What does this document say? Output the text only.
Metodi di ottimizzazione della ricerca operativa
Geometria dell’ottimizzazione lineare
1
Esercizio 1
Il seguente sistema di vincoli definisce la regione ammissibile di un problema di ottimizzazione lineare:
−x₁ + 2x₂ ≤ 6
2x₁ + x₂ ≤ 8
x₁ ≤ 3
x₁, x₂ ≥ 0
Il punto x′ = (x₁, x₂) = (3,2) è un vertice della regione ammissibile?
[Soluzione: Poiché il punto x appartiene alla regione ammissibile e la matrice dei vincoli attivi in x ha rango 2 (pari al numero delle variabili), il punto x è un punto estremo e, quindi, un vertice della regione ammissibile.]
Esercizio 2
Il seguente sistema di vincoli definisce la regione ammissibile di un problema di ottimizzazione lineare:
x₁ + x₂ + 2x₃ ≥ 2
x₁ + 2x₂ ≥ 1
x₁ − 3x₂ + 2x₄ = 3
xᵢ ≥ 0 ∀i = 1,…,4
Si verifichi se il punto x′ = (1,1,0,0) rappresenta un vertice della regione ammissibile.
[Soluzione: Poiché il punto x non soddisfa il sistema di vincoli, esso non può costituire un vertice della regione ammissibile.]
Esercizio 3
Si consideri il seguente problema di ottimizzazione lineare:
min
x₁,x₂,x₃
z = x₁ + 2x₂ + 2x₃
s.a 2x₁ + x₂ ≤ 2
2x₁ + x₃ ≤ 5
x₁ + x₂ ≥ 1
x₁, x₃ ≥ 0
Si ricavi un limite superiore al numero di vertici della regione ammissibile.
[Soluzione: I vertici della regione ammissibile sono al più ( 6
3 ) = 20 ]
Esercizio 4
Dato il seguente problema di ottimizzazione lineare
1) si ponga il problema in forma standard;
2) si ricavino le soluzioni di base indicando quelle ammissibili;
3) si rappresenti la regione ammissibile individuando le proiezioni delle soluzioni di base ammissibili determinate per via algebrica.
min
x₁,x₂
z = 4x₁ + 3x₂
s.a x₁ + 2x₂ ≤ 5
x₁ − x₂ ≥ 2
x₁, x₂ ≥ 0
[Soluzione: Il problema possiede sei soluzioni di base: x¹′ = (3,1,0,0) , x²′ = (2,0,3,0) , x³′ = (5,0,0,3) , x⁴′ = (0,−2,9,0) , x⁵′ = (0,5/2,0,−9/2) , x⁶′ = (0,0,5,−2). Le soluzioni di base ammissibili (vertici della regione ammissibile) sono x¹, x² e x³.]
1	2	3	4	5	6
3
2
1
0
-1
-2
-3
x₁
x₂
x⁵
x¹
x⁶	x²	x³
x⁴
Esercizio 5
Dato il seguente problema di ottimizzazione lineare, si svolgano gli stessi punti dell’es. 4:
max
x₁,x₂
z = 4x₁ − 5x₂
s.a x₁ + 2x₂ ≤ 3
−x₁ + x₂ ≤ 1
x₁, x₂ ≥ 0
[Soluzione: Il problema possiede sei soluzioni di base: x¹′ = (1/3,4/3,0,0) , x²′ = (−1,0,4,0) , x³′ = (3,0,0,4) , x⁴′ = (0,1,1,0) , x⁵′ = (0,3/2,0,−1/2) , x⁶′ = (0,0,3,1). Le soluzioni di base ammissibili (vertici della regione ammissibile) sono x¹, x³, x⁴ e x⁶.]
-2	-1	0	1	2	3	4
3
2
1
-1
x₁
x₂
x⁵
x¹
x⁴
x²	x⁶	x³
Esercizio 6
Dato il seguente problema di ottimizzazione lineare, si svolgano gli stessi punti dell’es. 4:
++++++++
Aim
Among the entries, how many lines include the word "Poiché"? Answer with a single number and nothing further.

The reply
2